## Tugas Diberikan a
Salin tanpa perubahan baris-baris data latihan di bawah, dari baris yang memuat "proclaimed-week: Christian Heritage" hingga baris yang memuat "signature-text: Robt Neal". Kedua baris batas itu ikut disalin.

## Teks Ditampilkan
PERNIKAHAN NABI MUHAMMAD SAW. DENGAN KHADIJAH RA.
Oleh: Tomy Muhlisin Ahmad
I.
PENDAHULUAN
A.
Latar
Belakang
Allah
swt. menciptakan manusia sebagai makhluk di bumi ini yang paling sempurna
daripada yang lain. Dalam kemanusiaannya memiliki akal yang dapat digunakan
untuk berfikir dan berkehendak bebas sesuai dengan keinginannya. Apabila ia
menjalani kehidupan yang terpuji, maka dapat melebihi kemuliaan para malaikat.
Sebaliknya jika keburukan yang menjadi pedoman hidupnya, kehinaanlah yang
menjadi gelarnya yang lebih rendah dari hewan.
Adanya
makhluk yang sempurna (manusia -red) tidak arif jika tidak diimbangi dengan
agama yang paripurna, yakni Islam. Islam sebagai agama rahmatan lil ‘alamin mengatur manusia dari berbagai aspek kehidupan
dari urusan yang sangat kecil hingga besar. Salah satunya termasuk penyaluran
naluri jasmaniah yang berdimensi rohaniah, seperti menikah.[1]
Islam
melalui utusan-Nya, Nabi Muhammad saw. memberikan kemuliaan ganda antara
duniawi dan ukhrawi. Dari Rasul dan
Khadijah lah terdapat suri tauladan yang sempurna bagi umat manusia. Dua
insan yang cintanya abadi sepanjang masa.

## Data Latihan
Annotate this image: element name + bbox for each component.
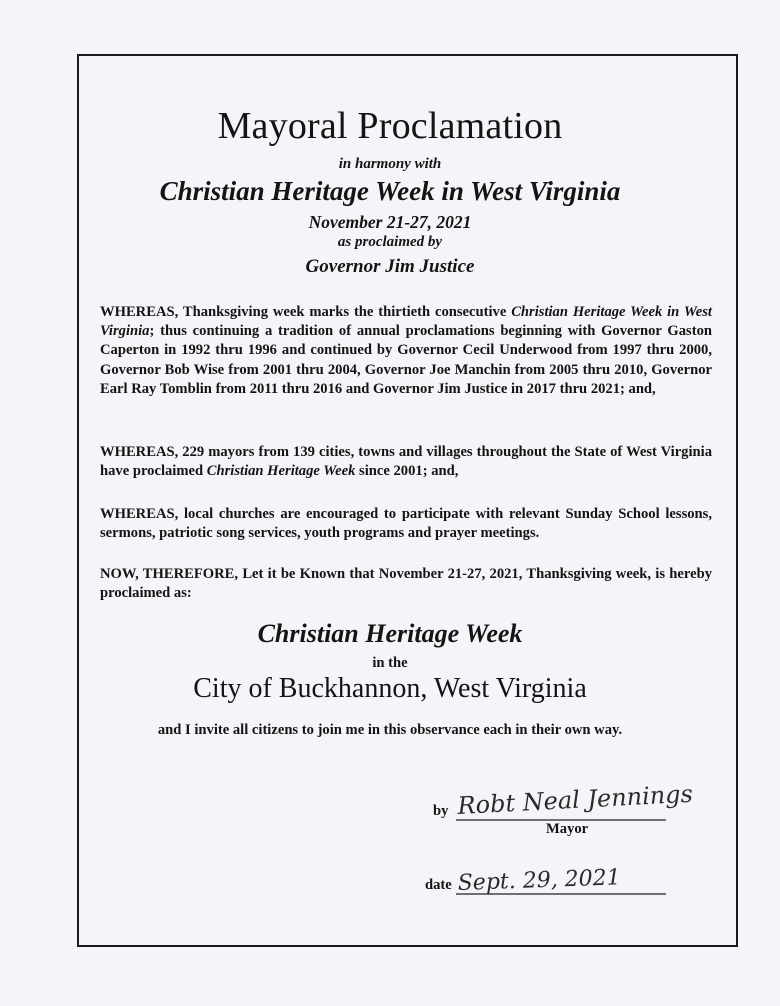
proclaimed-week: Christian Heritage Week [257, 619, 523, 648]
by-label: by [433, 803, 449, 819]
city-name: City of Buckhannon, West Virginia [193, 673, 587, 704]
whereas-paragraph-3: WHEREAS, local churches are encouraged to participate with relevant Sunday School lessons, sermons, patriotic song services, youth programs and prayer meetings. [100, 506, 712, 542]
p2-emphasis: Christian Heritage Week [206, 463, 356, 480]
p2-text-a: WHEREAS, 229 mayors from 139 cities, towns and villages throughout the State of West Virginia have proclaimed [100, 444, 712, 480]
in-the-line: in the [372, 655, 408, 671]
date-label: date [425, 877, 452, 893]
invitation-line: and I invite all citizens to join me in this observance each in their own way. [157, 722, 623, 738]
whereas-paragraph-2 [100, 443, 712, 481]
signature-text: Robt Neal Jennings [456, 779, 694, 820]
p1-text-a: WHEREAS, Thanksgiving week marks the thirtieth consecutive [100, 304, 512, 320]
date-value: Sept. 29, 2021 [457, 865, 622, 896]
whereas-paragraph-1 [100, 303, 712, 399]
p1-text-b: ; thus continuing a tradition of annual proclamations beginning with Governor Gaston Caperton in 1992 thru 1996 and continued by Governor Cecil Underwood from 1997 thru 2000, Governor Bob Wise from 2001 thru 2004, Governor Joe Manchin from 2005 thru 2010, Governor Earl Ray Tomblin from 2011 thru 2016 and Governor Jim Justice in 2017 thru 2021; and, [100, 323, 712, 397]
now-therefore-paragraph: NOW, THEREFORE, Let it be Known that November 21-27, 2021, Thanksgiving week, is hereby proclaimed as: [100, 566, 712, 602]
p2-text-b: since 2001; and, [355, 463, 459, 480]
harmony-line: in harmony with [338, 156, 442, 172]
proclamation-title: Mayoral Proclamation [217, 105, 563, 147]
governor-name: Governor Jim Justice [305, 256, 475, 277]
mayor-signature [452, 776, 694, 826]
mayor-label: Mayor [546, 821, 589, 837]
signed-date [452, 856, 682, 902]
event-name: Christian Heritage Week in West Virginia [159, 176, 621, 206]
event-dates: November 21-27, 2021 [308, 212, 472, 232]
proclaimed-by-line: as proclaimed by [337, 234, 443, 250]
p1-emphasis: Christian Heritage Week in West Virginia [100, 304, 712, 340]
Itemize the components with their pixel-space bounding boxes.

* * *

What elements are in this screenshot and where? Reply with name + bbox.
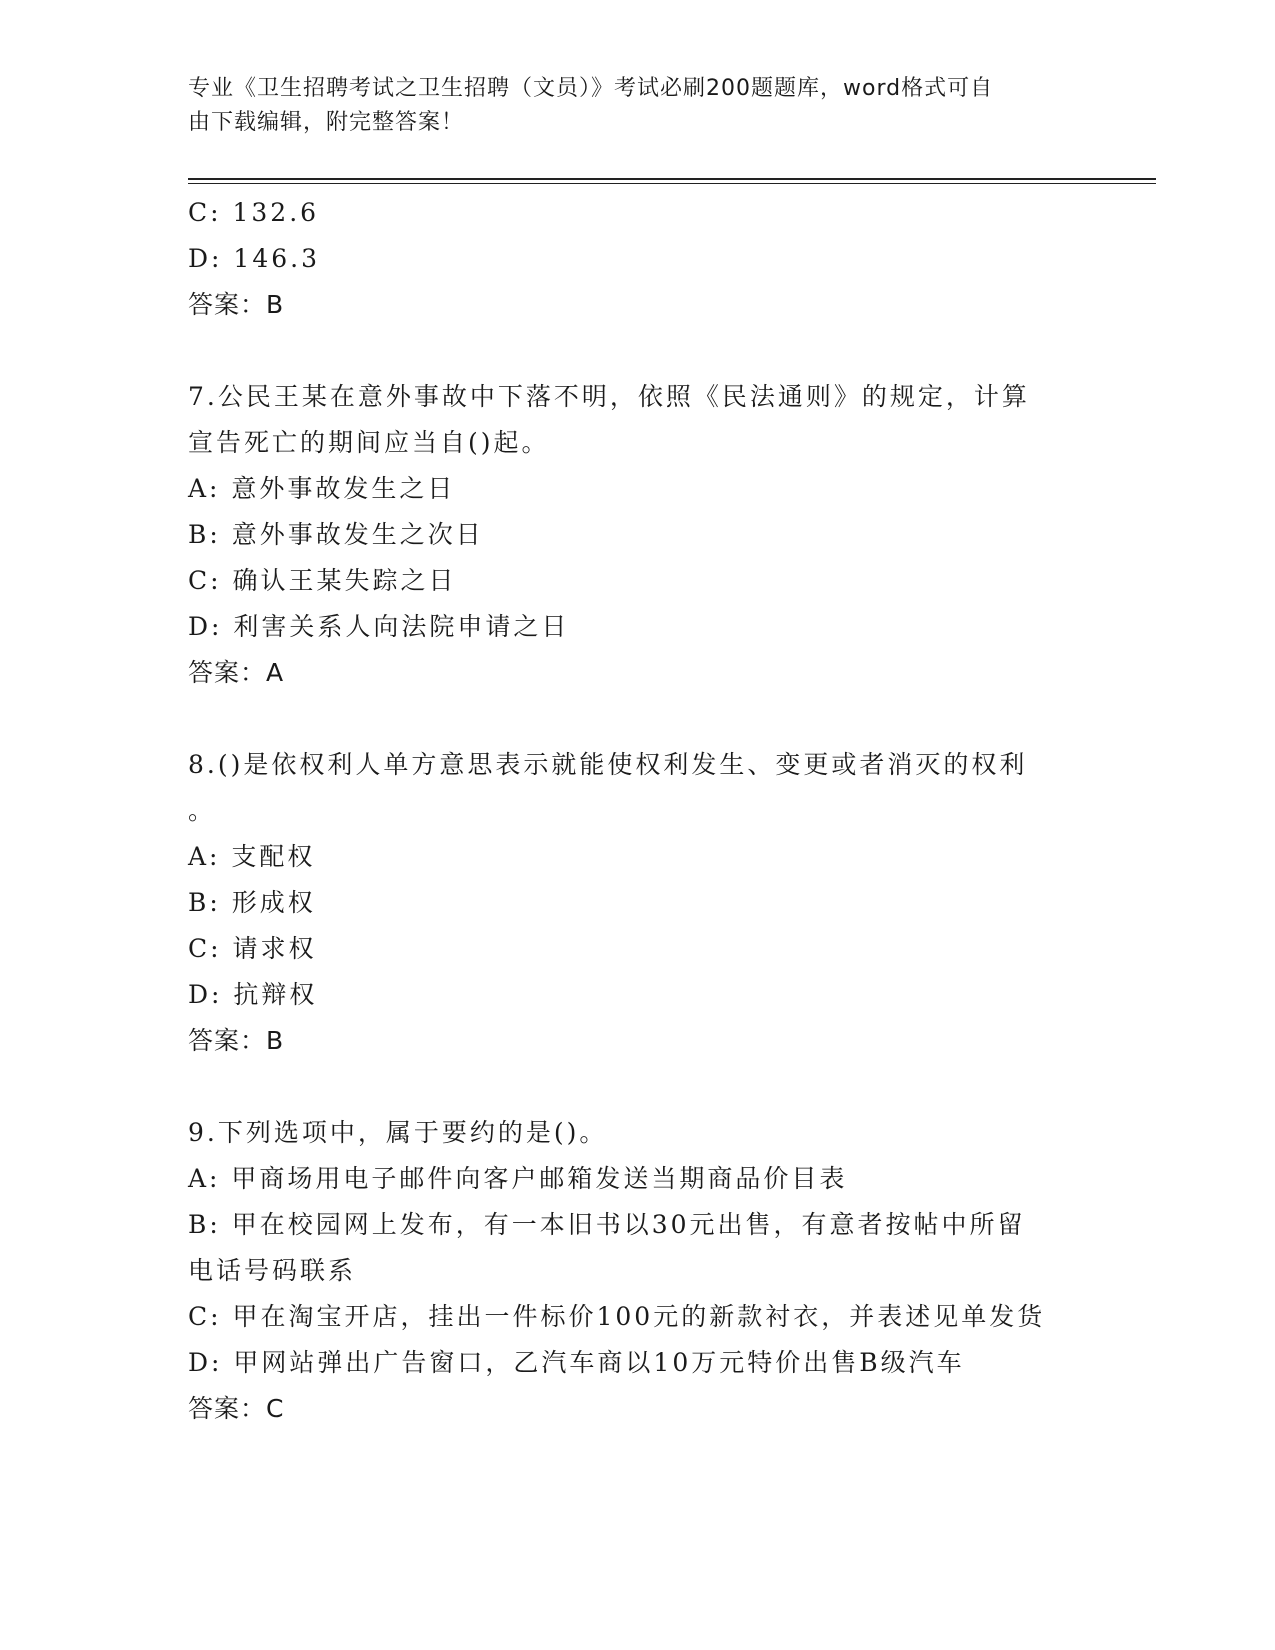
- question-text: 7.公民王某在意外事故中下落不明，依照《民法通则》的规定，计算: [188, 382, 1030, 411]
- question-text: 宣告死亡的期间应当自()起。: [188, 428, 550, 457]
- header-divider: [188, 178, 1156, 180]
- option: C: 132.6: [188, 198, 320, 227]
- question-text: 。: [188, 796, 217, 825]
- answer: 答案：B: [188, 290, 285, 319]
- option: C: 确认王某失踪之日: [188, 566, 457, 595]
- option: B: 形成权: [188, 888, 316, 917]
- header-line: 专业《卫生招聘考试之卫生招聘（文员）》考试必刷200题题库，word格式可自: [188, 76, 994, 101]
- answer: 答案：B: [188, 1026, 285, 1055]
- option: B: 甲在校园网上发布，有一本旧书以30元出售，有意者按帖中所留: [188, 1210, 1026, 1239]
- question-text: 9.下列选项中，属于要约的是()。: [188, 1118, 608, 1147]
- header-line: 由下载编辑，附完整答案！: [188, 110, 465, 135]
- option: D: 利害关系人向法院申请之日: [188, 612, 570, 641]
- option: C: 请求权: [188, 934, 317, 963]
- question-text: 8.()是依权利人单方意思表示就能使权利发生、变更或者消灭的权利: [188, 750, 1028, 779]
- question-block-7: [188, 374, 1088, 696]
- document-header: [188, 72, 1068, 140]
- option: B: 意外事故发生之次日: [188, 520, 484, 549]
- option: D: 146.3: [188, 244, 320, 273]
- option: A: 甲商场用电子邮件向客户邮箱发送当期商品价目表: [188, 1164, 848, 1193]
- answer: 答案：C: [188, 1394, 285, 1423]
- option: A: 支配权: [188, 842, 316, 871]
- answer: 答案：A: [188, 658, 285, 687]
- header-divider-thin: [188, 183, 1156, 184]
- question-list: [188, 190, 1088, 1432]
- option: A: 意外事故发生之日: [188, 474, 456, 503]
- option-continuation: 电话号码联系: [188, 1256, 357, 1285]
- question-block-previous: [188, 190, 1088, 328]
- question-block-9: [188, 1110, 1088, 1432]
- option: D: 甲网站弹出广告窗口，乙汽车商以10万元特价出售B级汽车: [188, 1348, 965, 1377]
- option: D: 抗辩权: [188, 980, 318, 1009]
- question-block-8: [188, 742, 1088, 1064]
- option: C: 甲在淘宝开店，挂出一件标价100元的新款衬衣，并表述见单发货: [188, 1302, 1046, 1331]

## Tugas Diberikan b
Tuliskan kembali seluruh teks tentang pernikahan Nabi Muhammad saw. dengan Khadijah ra. tanpa mengubah satu kata pun.

## Jawaban Benar a
proclaimed-week: Christian Heritage Week [257, 619, 523, 648]
by-label: by [433, 803, 449, 819]
city-name: City of Buckhannon, West Virginia [193, 673, 587, 704]
whereas-paragraph-3: WHEREAS, local churches are encouraged to participate with relevant Sunday School lessons, sermons, patriotic song services, youth programs and prayer meetings. [100, 506, 712, 542]
p2-emphasis: Christian Heritage Week [206, 463, 356, 480]
p2-text-a: WHEREAS, 229 mayors from 139 cities, towns and villages throughout the State of West Virginia have proclaimed [100, 444, 712, 480]
in-the-line: in the [372, 655, 408, 671]
date-label: date [425, 877, 452, 893]
invitation-line: and I invite all citizens to join me in this observance each in their own way. [157, 722, 623, 738]
whereas-paragraph-2 [100, 443, 712, 481]
signature-text: Robt Neal Jennings [456, 779, 694, 820]

## Jawaban Benar b
PERNIKAHAN NABI MUHAMMAD SAW. DENGAN KHADIJAH RA.
Oleh: Tomy Muhlisin Ahmad
I.
PENDAHULUAN
A.
Latar
Belakang
Allah
swt. menciptakan manusia sebagai makhluk di bumi ini yang paling sempurna
daripada yang lain. Dalam kemanusiaannya memiliki akal yang dapat digunakan
untuk berfikir dan berkehendak bebas sesuai dengan keinginannya. Apabila ia
menjalani kehidupan yang terpuji, maka dapat melebihi kemuliaan para malaikat.
Sebaliknya jika keburukan yang menjadi pedoman hidupnya, kehinaanlah yang
menjadi gelarnya yang lebih rendah dari hewan.
Adanya
makhluk yang sempurna (manusia -red) tidak arif jika tidak diimbangi dengan
agama yang paripurna, yakni Islam. Islam sebagai agama rahmatan lil ‘alamin mengatur manusia dari berbagai aspek kehidupan
dari urusan yang sangat kecil hingga besar. Salah satunya termasuk penyaluran
naluri jasmaniah yang berdimensi rohaniah, seperti menikah.[1]
Islam
melalui utusan-Nya, Nabi Muhammad saw. memberikan kemuliaan ganda antara
duniawi dan ukhrawi. Dari Rasul dan
Khadijah lah terdapat suri tauladan yang sempurna bagi umat manusia. Dua
insan yang cintanya abadi sepanjang masa.